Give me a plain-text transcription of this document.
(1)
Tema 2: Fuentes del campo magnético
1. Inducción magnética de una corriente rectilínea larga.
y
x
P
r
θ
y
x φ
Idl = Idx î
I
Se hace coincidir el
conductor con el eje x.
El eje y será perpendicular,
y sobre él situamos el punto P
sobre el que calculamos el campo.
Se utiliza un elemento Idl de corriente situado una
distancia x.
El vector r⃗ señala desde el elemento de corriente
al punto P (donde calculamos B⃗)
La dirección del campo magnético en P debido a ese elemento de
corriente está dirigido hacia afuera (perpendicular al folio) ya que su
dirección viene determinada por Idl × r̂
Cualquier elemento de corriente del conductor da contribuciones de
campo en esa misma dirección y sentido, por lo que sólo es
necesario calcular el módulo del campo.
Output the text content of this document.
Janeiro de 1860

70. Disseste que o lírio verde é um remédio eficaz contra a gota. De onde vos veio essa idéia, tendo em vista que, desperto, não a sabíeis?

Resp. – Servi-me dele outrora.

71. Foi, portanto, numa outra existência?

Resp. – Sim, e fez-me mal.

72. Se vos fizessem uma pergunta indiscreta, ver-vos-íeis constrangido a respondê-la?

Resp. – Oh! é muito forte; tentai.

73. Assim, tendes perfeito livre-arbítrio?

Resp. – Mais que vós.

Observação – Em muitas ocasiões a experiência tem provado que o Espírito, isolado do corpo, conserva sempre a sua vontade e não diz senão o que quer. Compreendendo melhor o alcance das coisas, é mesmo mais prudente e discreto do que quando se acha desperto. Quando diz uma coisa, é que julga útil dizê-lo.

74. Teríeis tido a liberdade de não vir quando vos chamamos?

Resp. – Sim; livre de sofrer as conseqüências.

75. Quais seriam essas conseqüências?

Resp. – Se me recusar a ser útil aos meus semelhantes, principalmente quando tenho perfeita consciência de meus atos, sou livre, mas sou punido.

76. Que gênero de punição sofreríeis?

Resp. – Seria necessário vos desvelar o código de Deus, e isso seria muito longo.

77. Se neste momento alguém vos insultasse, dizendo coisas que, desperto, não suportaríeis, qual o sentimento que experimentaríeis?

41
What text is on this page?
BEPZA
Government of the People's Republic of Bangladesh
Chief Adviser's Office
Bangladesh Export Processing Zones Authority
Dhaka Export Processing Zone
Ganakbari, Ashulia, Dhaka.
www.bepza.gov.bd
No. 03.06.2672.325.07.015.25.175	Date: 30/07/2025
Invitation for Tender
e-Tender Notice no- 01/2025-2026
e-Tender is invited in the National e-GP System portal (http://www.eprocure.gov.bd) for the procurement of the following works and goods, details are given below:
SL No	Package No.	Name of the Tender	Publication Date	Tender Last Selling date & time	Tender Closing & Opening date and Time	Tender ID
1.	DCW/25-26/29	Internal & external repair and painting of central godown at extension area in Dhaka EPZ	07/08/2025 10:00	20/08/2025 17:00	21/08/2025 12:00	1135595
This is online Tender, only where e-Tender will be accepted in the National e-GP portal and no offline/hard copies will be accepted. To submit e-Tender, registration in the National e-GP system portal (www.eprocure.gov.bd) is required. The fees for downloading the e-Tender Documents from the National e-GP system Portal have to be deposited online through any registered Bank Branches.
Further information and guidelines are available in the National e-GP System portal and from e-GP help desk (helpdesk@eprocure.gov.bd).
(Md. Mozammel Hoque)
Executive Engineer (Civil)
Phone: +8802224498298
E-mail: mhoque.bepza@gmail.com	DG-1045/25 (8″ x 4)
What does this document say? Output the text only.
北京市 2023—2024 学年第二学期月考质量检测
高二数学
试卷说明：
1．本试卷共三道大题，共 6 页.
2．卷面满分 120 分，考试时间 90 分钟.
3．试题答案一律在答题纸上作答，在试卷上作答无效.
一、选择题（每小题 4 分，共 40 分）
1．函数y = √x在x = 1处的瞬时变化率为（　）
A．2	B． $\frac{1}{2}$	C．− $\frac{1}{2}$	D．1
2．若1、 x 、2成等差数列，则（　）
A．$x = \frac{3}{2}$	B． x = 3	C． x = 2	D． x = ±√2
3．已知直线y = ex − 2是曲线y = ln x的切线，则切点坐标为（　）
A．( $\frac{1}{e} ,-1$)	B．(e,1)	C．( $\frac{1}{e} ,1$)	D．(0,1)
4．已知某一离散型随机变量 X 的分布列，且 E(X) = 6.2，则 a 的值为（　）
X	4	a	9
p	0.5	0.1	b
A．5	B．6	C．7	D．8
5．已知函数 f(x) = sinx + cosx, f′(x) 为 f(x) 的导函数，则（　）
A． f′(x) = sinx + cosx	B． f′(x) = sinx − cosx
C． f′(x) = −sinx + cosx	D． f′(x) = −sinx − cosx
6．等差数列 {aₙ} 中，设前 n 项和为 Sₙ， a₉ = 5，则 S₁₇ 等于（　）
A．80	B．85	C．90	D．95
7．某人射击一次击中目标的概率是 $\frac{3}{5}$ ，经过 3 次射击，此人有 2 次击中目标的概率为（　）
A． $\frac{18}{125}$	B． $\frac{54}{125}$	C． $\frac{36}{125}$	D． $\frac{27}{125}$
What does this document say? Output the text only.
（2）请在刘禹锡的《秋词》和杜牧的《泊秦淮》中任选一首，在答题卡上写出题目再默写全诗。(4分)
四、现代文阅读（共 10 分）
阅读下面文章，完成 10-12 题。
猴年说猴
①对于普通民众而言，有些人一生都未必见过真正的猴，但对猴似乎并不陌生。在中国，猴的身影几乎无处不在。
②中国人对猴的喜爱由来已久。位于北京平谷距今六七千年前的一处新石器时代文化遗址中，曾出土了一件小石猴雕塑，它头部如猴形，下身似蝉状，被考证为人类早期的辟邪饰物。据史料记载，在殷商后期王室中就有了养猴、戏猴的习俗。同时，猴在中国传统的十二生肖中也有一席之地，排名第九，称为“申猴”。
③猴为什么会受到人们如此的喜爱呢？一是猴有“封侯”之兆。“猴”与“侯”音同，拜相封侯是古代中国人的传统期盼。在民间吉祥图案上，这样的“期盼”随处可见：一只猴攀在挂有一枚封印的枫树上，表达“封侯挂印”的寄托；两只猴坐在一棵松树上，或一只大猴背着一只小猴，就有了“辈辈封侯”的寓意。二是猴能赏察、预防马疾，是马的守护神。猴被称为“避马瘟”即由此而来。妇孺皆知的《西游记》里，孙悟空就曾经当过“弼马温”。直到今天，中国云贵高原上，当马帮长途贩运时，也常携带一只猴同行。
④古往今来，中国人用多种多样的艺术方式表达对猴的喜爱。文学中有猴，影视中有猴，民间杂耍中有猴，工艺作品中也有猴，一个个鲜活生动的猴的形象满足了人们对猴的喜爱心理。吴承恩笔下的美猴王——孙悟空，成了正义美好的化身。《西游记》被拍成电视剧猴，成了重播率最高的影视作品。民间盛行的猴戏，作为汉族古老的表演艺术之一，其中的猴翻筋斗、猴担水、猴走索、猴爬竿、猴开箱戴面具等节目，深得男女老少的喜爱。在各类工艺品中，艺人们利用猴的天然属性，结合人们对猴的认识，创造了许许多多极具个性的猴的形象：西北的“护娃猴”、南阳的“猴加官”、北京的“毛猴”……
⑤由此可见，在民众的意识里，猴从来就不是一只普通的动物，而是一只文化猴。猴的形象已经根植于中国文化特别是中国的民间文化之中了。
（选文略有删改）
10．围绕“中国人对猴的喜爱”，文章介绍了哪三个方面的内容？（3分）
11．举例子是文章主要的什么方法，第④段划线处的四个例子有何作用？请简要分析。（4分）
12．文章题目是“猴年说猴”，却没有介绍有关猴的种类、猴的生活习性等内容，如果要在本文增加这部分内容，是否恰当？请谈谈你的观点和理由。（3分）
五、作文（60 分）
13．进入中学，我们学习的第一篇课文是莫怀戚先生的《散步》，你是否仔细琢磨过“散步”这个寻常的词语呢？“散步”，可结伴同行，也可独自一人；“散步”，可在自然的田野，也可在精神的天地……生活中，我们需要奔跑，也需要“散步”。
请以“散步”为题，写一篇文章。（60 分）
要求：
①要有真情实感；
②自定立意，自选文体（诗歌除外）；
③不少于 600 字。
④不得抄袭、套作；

########################################

Copy each line holding the word "Export" from the listing above.

Bangladesh Export Processing Zones Authority
Dhaka Export Processing Zone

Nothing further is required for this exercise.